#### Rows
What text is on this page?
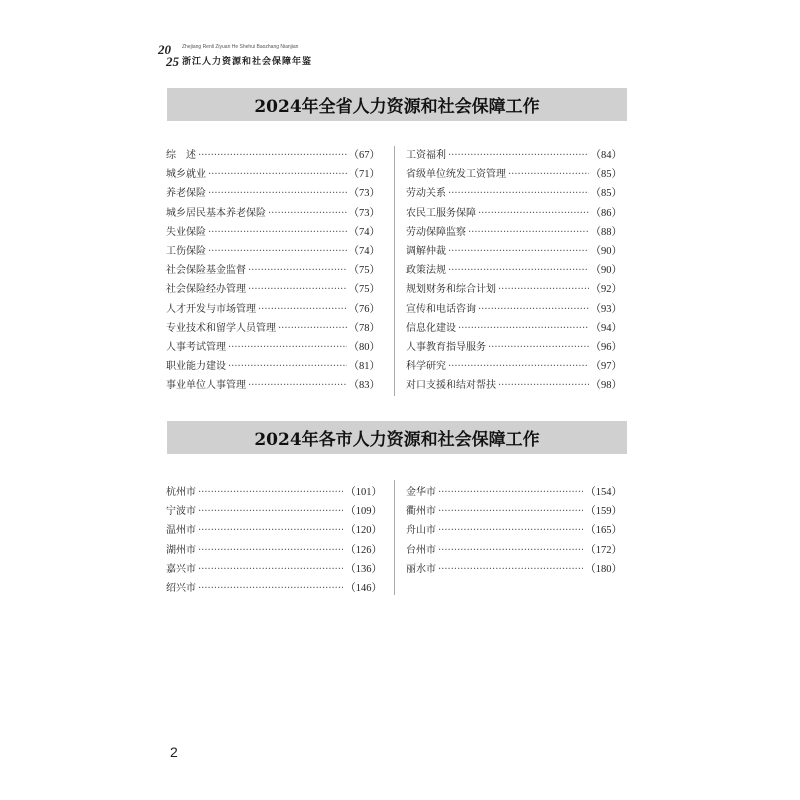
20
25
Zhejiang Renli Ziyuan He Shehui Baozhang Nianjian
浙江人力资源和社会保障年鉴
2024年全省人力资源和社会保障工作
综　述 ·····	（67）
城乡就业 ·····	（71）
养老保险 ·····	（73）
城乡居民基本养老保险 ·····	（73）
失业保险 ·····	（74）
工伤保险 ·····	（74）
社会保险基金监督 ·····	（75）
社会保险经办管理 ·····	（75）
人才开发与市场管理 ·····	（76）
专业技术和留学人员管理 ·····	（78）
人事考试管理 ·····	（80）
职业能力建设 ·····	（81）
事业单位人事管理 ·····	（83）
工资福利 ·····	（84）
省级单位统发工资管理 ·····	（85）
劳动关系 ·····	（85）
农民工服务保障 ·····	（86）
劳动保障监察 ·····	（88）
调解仲裁 ·····	（90）
政策法规 ·····	（90）
规划财务和综合计划 ·····	（92）
宣传和电话咨询 ·····	（93）
信息化建设 ·····	（94）
人事教育指导服务 ·····	（96）
科学研究 ·····	（97）
对口支援和结对帮扶 ·····	（98）
2024年各市人力资源和社会保障工作
杭州市 ·····	（101）
宁波市 ·····	（109）
温州市 ·····	（120）
湖州市 ·····	（126）
嘉兴市 ·····	（136）
绍兴市 ·····	（146）
金华市 ·····	（154）
衢州市 ·····	（159）
舟山市 ·····	（165）
台州市 ·····	（172）
丽水市 ·····	（180）
2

#### Exercise task
Would you mind returning each entry above word for word, skipping the images?

#### Exercise output
What text is on this page?
20
25
Zhejiang Renli Ziyuan He Shehui Baozhang Nianjian
浙江人力资源和社会保障年鉴
2024年全省人力资源和社会保障工作
综　述 ·····	（67）
城乡就业 ·····	（71）
养老保险 ·····	（73）
城乡居民基本养老保险 ·····	（73）
失业保险 ·····	（74）
工伤保险 ·····	（74）
社会保险基金监督 ·····	（75）
社会保险经办管理 ·····	（75）
人才开发与市场管理 ·····	（76）
专业技术和留学人员管理 ·····	（78）
人事考试管理 ·····	（80）
职业能力建设 ·····	（81）
事业单位人事管理 ·····	（83）
工资福利 ·····	（84）
省级单位统发工资管理 ·····	（85）
劳动关系 ·····	（85）
农民工服务保障 ·····	（86）
劳动保障监察 ·····	（88）
调解仲裁 ·····	（90）
政策法规 ·····	（90）
规划财务和综合计划 ·····	（92）
宣传和电话咨询 ·····	（93）
信息化建设 ·····	（94）
人事教育指导服务 ·····	（96）
科学研究 ·····	（97）
对口支援和结对帮扶 ·····	（98）
2024年各市人力资源和社会保障工作
杭州市 ·····	（101）
宁波市 ·····	（109）
温州市 ·····	（120）
湖州市 ·····	（126）
嘉兴市 ·····	（136）
绍兴市 ·····	（146）
金华市 ·····	（154）
衢州市 ·····	（159）
舟山市 ·····	（165）
台州市 ·····	（172）
丽水市 ·····	（180）
2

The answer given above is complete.